## PROBLEM TO WORK ON
Print the records below exactly as they appear.

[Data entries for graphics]
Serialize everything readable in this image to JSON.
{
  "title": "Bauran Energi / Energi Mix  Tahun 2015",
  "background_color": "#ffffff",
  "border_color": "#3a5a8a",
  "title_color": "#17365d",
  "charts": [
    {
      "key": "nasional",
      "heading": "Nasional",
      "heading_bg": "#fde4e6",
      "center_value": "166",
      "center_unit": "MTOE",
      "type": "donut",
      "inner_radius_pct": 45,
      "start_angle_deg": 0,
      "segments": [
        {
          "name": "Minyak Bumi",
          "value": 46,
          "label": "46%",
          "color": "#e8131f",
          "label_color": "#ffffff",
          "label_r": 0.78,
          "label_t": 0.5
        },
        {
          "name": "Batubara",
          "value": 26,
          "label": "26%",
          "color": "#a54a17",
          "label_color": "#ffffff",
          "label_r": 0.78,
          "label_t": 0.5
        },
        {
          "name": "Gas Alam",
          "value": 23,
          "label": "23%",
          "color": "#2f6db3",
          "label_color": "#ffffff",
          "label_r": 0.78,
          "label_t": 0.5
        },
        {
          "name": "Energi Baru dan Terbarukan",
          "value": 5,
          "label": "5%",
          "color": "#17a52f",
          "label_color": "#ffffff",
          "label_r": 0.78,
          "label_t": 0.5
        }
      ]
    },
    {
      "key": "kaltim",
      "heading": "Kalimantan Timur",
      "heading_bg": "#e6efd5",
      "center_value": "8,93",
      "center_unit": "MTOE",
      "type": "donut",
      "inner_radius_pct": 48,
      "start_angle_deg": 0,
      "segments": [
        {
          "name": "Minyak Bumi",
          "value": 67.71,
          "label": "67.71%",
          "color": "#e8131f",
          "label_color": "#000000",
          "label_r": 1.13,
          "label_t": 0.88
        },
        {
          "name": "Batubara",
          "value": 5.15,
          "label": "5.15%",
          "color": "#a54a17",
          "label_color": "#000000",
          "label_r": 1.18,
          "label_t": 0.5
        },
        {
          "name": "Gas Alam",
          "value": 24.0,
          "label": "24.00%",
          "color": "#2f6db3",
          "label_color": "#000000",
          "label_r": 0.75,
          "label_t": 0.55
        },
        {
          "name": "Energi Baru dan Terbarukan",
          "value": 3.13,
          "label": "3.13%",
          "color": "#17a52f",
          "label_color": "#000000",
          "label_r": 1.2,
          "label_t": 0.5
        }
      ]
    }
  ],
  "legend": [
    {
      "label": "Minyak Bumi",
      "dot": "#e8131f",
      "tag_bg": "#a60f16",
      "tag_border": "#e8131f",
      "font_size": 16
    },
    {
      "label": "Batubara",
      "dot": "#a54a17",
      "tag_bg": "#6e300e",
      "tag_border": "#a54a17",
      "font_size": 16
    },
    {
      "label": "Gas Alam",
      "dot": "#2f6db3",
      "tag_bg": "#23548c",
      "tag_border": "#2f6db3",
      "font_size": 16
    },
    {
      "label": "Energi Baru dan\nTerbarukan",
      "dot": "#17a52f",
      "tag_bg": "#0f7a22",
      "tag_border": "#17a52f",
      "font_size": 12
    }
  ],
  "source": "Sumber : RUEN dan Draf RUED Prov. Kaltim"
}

## REPLY
Serialize everything readable in this image to JSON.
{
  "title": "Bauran Energi / Energi Mix  Tahun 2015",
  "background_color": "#ffffff",
  "border_color": "#3a5a8a",
  "title_color": "#17365d",
  "charts": [
    {
      "key": "nasional",
      "heading": "Nasional",
      "heading_bg": "#fde4e6",
      "center_value": "166",
      "center_unit": "MTOE",
      "type": "donut",
      "inner_radius_pct": 45,
      "start_angle_deg": 0,
      "segments": [
        {
          "name": "Minyak Bumi",
          "value": 46,
          "label": "46%",
          "color": "#e8131f",
          "label_color": "#ffffff",
          "label_r": 0.78,
          "label_t": 0.5
        },
        {
          "name": "Batubara",
          "value": 26,
          "label": "26%",
          "color": "#a54a17",
          "label_color": "#ffffff",
          "label_r": 0.78,
          "label_t": 0.5
        },
        {
          "name": "Gas Alam",
          "value": 23,
          "label": "23%",
          "color": "#2f6db3",
          "label_color": "#ffffff",
          "label_r": 0.78,
          "label_t": 0.5
        },
        {
          "name": "Energi Baru dan Terbarukan",
          "value": 5,
          "label": "5%",
          "color": "#17a52f",
          "label_color": "#ffffff",
          "label_r": 0.78,
          "label_t": 0.5
        }
      ]
    },
    {
      "key": "kaltim",
      "heading": "Kalimantan Timur",
      "heading_bg": "#e6efd5",
      "center_value": "8,93",
      "center_unit": "MTOE",
      "type": "donut",
      "inner_radius_pct": 48,
      "start_angle_deg": 0,
      "segments": [
        {
          "name": "Minyak Bumi",
          "value": 67.71,
          "label": "67.71%",
          "color": "#e8131f",
          "label_color": "#000000",
          "label_r": 1.13,
          "label_t": 0.88
        },
        {
          "name": "Batubara",
          "value": 5.15,
          "label": "5.15%",
          "color": "#a54a17",
          "label_color": "#000000",
          "label_r": 1.18,
          "label_t": 0.5
        },
        {
          "name": "Gas Alam",
          "value": 24.0,
          "label": "24.00%",
          "color": "#2f6db3",
          "label_color": "#000000",
          "label_r": 0.75,
          "label_t": 0.55
        },
        {
          "name": "Energi Baru dan Terbarukan",
          "value": 3.13,
          "label": "3.13%",
          "color": "#17a52f",
          "label_color": "#000000",
          "label_r": 1.2,
          "label_t": 0.5
        }
      ]
    }
  ],
  "legend": [
    {
      "label": "Minyak Bumi",
      "dot": "#e8131f",
      "tag_bg": "#a60f16",
      "tag_border": "#e8131f",
      "font_size": 16
    },
    {
      "label": "Batubara",
      "dot": "#a54a17",
      "tag_bg": "#6e300e",
      "tag_border": "#a54a17",
      "font_size": 16
    },
    {
      "label": "Gas Alam",
      "dot": "#2f6db3",
      "tag_bg": "#23548c",
      "tag_border": "#2f6db3",
      "font_size": 16
    },
    {
      "label": "Energi Baru dan\nTerbarukan",
      "dot": "#17a52f",
      "tag_bg": "#0f7a22",
      "tag_border": "#17a52f",
      "font_size": 12
    }
  ],
  "source": "Sumber : RUEN dan Draf RUED Prov. Kaltim"
}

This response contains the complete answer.